(Dataset excerpt)
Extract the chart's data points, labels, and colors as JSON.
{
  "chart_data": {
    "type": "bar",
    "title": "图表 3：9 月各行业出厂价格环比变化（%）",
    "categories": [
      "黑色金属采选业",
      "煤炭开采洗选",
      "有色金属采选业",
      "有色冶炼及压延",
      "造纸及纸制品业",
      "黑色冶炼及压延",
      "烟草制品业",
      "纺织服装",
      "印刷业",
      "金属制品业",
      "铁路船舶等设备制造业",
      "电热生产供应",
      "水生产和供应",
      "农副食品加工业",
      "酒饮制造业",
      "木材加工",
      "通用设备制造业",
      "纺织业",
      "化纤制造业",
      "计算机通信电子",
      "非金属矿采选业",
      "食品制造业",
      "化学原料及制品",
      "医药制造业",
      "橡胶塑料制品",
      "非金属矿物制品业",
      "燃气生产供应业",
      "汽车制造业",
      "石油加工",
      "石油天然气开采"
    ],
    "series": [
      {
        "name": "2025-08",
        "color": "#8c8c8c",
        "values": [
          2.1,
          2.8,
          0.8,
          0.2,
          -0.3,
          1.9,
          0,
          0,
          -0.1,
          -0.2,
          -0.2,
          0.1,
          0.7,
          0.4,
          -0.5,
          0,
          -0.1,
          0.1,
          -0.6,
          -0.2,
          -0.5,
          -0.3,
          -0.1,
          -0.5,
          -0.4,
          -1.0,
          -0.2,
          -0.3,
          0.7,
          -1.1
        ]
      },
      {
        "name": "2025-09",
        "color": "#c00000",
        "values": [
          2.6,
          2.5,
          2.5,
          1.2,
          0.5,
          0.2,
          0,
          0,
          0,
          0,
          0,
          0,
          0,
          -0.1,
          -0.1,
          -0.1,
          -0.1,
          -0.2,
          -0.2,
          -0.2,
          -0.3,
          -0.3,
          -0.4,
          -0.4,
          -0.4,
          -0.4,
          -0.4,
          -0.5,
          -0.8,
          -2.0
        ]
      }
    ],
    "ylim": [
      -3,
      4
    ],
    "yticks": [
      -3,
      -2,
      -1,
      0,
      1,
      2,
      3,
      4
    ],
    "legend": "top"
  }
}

→ **TASK TO CARRY OUT**:
Your task is to repeat each line of the material exactly.

→ **SOLUTION FOR THIS EXERCISE**:
Extract the chart's data points, labels, and colors as JSON.
{
  "chart_data": {
    "type": "bar",
    "title": "图表 3：9 月各行业出厂价格环比变化（%）",
    "categories": [
      "黑色金属采选业",
      "煤炭开采洗选",
      "有色金属采选业",
      "有色冶炼及压延",
      "造纸及纸制品业",
      "黑色冶炼及压延",
      "烟草制品业",
      "纺织服装",
      "印刷业",
      "金属制品业",
      "铁路船舶等设备制造业",
      "电热生产供应",
      "水生产和供应",
      "农副食品加工业",
      "酒饮制造业",
      "木材加工",
      "通用设备制造业",
      "纺织业",
      "化纤制造业",
      "计算机通信电子",
      "非金属矿采选业",
      "食品制造业",
      "化学原料及制品",
      "医药制造业",
      "橡胶塑料制品",
      "非金属矿物制品业",
      "燃气生产供应业",
      "汽车制造业",
      "石油加工",
      "石油天然气开采"
    ],
    "series": [
      {
        "name": "2025-08",
        "color": "#8c8c8c",
        "values": [
          2.1,
          2.8,
          0.8,
          0.2,
          -0.3,
          1.9,
          0,
          0,
          -0.1,
          -0.2,
          -0.2,
          0.1,
          0.7,
          0.4,
          -0.5,
          0,
          -0.1,
          0.1,
          -0.6,
          -0.2,
          -0.5,
          -0.3,
          -0.1,
          -0.5,
          -0.4,
          -1.0,
          -0.2,
          -0.3,
          0.7,
          -1.1
        ]
      },
      {
        "name": "2025-09",
        "color": "#c00000",
        "values": [
          2.6,
          2.5,
          2.5,
          1.2,
          0.5,
          0.2,
          0,
          0,
          0,
          0,
          0,
          0,
          0,
          -0.1,
          -0.1,
          -0.1,
          -0.1,
          -0.2,
          -0.2,
          -0.2,
          -0.3,
          -0.3,
          -0.4,
          -0.4,
          -0.4,
          -0.4,
          -0.4,
          -0.5,
          -0.8,
          -2.0
        ]
      }
    ],
    "ylim": [
      -3,
      4
    ],
    "yticks": [
      -3,
      -2,
      -1,
      0,
      1,
      2,
      3,
      4
    ],
    "legend": "top"
  }
}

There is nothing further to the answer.